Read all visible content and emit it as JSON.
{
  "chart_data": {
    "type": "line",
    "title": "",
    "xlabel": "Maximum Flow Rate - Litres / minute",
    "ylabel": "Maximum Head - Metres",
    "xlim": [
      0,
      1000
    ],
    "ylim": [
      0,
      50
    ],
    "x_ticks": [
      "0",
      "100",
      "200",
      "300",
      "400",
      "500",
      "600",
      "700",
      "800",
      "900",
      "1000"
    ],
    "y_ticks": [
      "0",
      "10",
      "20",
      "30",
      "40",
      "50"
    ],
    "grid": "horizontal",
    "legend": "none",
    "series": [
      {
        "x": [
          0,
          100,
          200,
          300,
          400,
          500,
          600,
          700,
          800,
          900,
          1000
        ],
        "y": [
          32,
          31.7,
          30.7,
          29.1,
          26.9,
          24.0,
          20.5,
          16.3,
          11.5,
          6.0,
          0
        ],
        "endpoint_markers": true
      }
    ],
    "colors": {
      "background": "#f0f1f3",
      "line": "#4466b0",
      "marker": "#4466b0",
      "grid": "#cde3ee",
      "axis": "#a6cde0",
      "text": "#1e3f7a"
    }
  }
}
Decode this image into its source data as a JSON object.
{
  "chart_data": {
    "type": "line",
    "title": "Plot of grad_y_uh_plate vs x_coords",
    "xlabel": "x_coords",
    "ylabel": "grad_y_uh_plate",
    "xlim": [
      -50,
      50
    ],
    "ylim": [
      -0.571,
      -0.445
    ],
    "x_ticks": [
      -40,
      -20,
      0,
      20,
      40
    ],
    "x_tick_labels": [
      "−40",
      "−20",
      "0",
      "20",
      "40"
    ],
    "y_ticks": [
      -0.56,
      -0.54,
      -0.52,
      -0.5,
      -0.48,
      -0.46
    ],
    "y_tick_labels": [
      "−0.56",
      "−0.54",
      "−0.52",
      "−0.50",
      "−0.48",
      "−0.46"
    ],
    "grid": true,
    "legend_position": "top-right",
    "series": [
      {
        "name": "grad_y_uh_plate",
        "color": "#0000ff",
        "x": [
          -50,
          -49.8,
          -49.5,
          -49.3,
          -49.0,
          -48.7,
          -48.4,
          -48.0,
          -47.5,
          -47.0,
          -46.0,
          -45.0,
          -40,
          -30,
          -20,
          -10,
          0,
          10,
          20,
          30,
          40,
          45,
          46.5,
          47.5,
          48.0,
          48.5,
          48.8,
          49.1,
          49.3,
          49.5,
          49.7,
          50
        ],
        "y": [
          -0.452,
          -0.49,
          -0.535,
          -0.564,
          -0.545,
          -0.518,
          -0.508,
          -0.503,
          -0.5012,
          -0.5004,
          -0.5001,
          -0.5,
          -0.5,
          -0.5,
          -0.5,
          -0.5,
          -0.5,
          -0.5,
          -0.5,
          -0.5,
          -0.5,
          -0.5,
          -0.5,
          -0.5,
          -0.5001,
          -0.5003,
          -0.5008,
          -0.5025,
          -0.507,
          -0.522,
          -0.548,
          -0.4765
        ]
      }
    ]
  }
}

**Task statement**
Write out the complete set of records exactly as given.

**Response to the task**
Read all visible content and emit it as JSON.
{
  "chart_data": {
    "type": "line",
    "title": "",
    "xlabel": "Maximum Flow Rate - Litres / minute",
    "ylabel": "Maximum Head - Metres",
    "xlim": [
      0,
      1000
    ],
    "ylim": [
      0,
      50
    ],
    "x_ticks": [
      "0",
      "100",
      "200",
      "300",
      "400",
      "500",
      "600",
      "700",
      "800",
      "900",
      "1000"
    ],
    "y_ticks": [
      "0",
      "10",
      "20",
      "30",
      "40",
      "50"
    ],
    "grid": "horizontal",
    "legend": "none",
    "series": [
      {
        "x": [
          0,
          100,
          200,
          300,
          400,
          500,
          600,
          700,
          800,
          900,
          1000
        ],
        "y": [
          32,
          31.7,
          30.7,
          29.1,
          26.9,
          24.0,
          20.5,
          16.3,
          11.5,
          6.0,
          0
        ],
        "endpoint_markers": true
      }
    ],
    "colors": {
      "background": "#f0f1f3",
      "line": "#4466b0",
      "marker": "#4466b0",
      "grid": "#cde3ee",
      "axis": "#a6cde0",
      "text": "#1e3f7a"
    }
  }
}
Decode this image into its source data as a JSON object.
{
  "chart_data": {
    "type": "line",
    "title": "Plot of grad_y_uh_plate vs x_coords",
    "xlabel": "x_coords",
    "ylabel": "grad_y_uh_plate",
    "xlim": [
      -50,
      50
    ],
    "ylim": [
      -0.571,
      -0.445
    ],
    "x_ticks": [
      -40,
      -20,
      0,
      20,
      40
    ],
    "x_tick_labels": [
      "−40",
      "−20",
      "0",
      "20",
      "40"
    ],
    "y_ticks": [
      -0.56,
      -0.54,
      -0.52,
      -0.5,
      -0.48,
      -0.46
    ],
    "y_tick_labels": [
      "−0.56",
      "−0.54",
      "−0.52",
      "−0.50",
      "−0.48",
      "−0.46"
    ],
    "grid": true,
    "legend_position": "top-right",
    "series": [
      {
        "name": "grad_y_uh_plate",
        "color": "#0000ff",
        "x": [
          -50,
          -49.8,
          -49.5,
          -49.3,
          -49.0,
          -48.7,
          -48.4,
          -48.0,
          -47.5,
          -47.0,
          -46.0,
          -45.0,
          -40,
          -30,
          -20,
          -10,
          0,
          10,
          20,
          30,
          40,
          45,
          46.5,
          47.5,
          48.0,
          48.5,
          48.8,
          49.1,
          49.3,
          49.5,
          49.7,
          50
        ],
        "y": [
          -0.452,
          -0.49,
          -0.535,
          -0.564,
          -0.545,
          -0.518,
          -0.508,
          -0.503,
          -0.5012,
          -0.5004,
          -0.5001,
          -0.5,
          -0.5,
          -0.5,
          -0.5,
          -0.5,
          -0.5,
          -0.5,
          -0.5,
          -0.5,
          -0.5,
          -0.5,
          -0.5,
          -0.5,
          -0.5001,
          -0.5003,
          -0.5008,
          -0.5025,
          -0.507,
          -0.522,
          -0.548,
          -0.4765
        ]
      }
    ]
  }
}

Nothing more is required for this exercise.